■ **What is being asked**
Can you reproduce the passage on the Candles museum reopening from "The museum wants" to "founded Eva Kor." and change "museum" to "center"?

■ **Text block**
• • •
The museum wants to continue to educate and seek progress in the creation of a world free from prejudice, hatred and genocide.

“We are very excited to have so many people here today and yesterday. Behind the scenes, we’ve just really been working on continuing our presence in this digital world,” said Candles director Leah Simpson. “Continuing our mission of hope, heal, respect and responsibility.”

For their reopening, the museum presented visitors a new interactive exhibit highlighting twins that were used as science experiment during the Holocaust by Nazi’s, including Candles founded Eva Kor.

“At Candles, we are one of the only Holocaust museums to talk about the Mengele twins. What we’ve done is take in testimony from the USC Shoah foundation and broken those testimonies down,” said operations and facility coordinator Trent Andrews. “You can select a Mengele twin and you can listen to snippets of their stories.”

Candles believe Holocaust education is very important because “if we don’t learn about history, we’re doomed to repeat ourselves.”

“We feel it is very relevant and it is our mission to spread this information whether it is about forgiveness or healing from the past or whether it’s about really just learning about other cultures and how we are so similar,” said Simpson.

Through the museum and education center received a grant which will help them create a new “Humanities” exhibit that will be coming soon.
• • •
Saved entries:
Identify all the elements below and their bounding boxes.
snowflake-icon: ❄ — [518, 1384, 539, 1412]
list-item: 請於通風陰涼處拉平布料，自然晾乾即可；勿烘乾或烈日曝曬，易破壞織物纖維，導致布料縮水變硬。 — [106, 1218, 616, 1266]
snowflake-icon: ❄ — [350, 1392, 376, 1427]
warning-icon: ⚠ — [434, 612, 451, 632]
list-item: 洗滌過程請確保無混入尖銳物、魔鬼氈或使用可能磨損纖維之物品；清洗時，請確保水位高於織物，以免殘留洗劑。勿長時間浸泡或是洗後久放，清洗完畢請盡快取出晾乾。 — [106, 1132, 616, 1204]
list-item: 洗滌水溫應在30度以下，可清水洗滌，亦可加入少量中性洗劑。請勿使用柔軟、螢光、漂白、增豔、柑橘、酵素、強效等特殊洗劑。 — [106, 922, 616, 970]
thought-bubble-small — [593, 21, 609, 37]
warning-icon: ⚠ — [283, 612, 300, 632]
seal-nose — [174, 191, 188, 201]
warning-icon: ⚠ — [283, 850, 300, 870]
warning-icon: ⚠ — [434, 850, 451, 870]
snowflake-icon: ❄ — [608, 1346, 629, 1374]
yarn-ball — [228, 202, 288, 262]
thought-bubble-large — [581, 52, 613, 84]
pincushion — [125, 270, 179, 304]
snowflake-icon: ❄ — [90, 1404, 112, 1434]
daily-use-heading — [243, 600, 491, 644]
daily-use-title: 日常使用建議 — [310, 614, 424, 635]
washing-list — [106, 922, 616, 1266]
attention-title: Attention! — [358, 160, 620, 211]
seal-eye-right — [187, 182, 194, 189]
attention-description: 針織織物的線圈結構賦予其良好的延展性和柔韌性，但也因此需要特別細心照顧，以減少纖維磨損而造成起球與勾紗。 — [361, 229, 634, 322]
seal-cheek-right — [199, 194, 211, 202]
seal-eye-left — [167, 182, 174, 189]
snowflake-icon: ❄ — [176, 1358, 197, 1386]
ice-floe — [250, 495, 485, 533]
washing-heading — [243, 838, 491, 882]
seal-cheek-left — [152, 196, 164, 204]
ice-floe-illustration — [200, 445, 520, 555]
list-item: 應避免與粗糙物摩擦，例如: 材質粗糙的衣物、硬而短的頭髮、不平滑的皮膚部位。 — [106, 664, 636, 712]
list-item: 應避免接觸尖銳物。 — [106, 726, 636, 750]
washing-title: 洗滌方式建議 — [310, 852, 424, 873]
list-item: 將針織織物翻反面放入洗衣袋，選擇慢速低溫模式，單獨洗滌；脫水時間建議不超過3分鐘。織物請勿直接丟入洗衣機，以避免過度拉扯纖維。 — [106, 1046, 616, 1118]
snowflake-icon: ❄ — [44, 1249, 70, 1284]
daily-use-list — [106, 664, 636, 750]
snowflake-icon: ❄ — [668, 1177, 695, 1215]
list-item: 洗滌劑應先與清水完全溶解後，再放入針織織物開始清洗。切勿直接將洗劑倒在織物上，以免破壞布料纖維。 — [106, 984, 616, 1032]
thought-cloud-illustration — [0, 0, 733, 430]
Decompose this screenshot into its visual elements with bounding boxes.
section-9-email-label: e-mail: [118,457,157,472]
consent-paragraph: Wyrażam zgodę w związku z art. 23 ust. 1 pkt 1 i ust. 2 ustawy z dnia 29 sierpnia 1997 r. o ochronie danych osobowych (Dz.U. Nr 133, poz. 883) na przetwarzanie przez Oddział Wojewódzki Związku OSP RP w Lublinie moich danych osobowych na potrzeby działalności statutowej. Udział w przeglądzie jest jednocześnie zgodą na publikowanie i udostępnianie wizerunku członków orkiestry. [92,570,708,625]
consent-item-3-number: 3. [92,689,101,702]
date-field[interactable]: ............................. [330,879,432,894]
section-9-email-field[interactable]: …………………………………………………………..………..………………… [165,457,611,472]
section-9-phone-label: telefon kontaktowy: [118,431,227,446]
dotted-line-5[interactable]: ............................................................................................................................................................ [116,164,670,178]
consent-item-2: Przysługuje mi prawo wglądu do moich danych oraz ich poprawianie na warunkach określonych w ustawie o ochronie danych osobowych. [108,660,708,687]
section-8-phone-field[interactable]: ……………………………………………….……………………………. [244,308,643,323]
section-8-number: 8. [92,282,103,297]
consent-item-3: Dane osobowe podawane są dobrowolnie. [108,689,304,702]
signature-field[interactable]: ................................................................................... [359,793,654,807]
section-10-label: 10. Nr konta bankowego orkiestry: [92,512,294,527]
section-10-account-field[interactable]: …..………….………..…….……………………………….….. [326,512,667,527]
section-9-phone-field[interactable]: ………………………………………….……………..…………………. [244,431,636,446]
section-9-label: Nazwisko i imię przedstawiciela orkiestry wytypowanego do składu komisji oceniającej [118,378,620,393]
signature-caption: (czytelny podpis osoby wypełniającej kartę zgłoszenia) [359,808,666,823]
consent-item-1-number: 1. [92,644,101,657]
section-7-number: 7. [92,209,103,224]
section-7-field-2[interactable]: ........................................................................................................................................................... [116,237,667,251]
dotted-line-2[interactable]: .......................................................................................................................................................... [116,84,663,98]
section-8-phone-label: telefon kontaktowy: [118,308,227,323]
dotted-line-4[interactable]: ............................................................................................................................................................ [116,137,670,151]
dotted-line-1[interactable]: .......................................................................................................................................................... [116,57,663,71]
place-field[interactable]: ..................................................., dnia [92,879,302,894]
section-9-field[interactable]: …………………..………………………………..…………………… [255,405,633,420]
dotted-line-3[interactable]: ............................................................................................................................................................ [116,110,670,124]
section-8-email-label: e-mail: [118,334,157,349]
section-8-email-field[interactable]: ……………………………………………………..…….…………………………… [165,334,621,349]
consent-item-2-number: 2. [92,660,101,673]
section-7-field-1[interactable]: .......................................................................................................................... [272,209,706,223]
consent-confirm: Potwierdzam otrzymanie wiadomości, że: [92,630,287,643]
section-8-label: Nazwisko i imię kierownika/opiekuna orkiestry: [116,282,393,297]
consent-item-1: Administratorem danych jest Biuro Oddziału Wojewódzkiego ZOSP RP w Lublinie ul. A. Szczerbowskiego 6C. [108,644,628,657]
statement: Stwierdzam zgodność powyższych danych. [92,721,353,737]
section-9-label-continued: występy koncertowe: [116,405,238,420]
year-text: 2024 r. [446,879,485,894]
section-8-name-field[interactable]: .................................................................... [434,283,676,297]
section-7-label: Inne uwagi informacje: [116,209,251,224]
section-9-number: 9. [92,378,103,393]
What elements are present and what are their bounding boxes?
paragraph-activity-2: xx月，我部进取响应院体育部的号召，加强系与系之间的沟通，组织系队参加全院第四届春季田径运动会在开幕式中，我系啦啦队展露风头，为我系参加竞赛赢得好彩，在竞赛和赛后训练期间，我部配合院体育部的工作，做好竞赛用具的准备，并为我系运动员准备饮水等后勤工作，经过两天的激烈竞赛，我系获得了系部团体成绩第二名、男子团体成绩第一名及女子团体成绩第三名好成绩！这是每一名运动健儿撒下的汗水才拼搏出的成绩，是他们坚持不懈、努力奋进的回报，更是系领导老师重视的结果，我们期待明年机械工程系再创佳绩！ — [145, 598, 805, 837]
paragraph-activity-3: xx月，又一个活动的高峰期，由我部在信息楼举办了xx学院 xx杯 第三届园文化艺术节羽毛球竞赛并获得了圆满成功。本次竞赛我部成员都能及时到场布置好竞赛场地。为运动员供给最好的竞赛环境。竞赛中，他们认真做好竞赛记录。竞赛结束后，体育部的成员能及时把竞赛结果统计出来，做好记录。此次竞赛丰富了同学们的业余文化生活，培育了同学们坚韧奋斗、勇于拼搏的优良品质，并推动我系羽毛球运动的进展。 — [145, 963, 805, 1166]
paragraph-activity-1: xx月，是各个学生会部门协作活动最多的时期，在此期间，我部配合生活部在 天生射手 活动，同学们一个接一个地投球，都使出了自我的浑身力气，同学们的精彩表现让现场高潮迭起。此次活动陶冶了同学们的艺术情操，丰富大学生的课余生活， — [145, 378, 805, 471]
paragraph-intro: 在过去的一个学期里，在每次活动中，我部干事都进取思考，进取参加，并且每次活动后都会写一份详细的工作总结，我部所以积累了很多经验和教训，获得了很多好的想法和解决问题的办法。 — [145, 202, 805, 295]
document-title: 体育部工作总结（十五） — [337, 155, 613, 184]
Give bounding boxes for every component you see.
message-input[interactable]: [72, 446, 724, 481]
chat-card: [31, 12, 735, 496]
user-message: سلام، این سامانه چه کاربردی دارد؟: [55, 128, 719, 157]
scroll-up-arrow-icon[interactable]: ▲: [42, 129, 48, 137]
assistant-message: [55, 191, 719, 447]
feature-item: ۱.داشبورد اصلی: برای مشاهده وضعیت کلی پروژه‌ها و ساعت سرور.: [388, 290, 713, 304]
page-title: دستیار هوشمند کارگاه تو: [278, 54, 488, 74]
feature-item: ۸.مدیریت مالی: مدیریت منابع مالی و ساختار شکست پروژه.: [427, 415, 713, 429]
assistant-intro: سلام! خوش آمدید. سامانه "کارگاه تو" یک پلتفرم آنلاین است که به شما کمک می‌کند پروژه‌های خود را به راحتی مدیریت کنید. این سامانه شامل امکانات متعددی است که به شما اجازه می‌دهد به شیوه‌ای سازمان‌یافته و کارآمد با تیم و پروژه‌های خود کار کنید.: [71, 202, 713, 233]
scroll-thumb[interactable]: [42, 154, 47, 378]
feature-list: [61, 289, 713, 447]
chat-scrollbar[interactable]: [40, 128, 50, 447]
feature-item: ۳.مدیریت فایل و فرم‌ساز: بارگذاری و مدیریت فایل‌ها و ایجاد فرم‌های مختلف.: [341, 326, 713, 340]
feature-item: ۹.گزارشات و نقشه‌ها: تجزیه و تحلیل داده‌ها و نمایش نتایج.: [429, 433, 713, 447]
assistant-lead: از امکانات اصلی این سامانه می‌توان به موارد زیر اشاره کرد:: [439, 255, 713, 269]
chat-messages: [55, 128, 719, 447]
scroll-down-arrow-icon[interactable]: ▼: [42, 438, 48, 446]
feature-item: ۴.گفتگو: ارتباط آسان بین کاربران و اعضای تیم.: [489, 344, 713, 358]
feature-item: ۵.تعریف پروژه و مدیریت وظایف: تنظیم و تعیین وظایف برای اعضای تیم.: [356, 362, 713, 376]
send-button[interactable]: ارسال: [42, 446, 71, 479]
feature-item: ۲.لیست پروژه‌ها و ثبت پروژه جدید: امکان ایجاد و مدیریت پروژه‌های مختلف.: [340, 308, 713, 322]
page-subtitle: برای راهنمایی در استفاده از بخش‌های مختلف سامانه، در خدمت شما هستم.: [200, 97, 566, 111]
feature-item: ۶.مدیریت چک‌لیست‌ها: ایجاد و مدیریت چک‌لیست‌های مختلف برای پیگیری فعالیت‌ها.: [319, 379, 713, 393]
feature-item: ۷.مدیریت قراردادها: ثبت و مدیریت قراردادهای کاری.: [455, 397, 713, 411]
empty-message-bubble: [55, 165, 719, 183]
• • •
■ **Expected answer**
The center wants to continue to educate and seek progress in the creation of a world free from prejudice, hatred and genocide.

“We are very excited to have so many people here today and yesterday. Behind the scenes, we’ve just really been working on continuing our presence in this digital world,” said Candles director Leah Simpson. “Continuing our mission of hope, heal, respect and responsibility.”

For their reopening, the center presented visitors a new interactive exhibit highlighting twins that were used as science experiment during the Holocaust by Nazi’s, including Candles founded Eva Kor.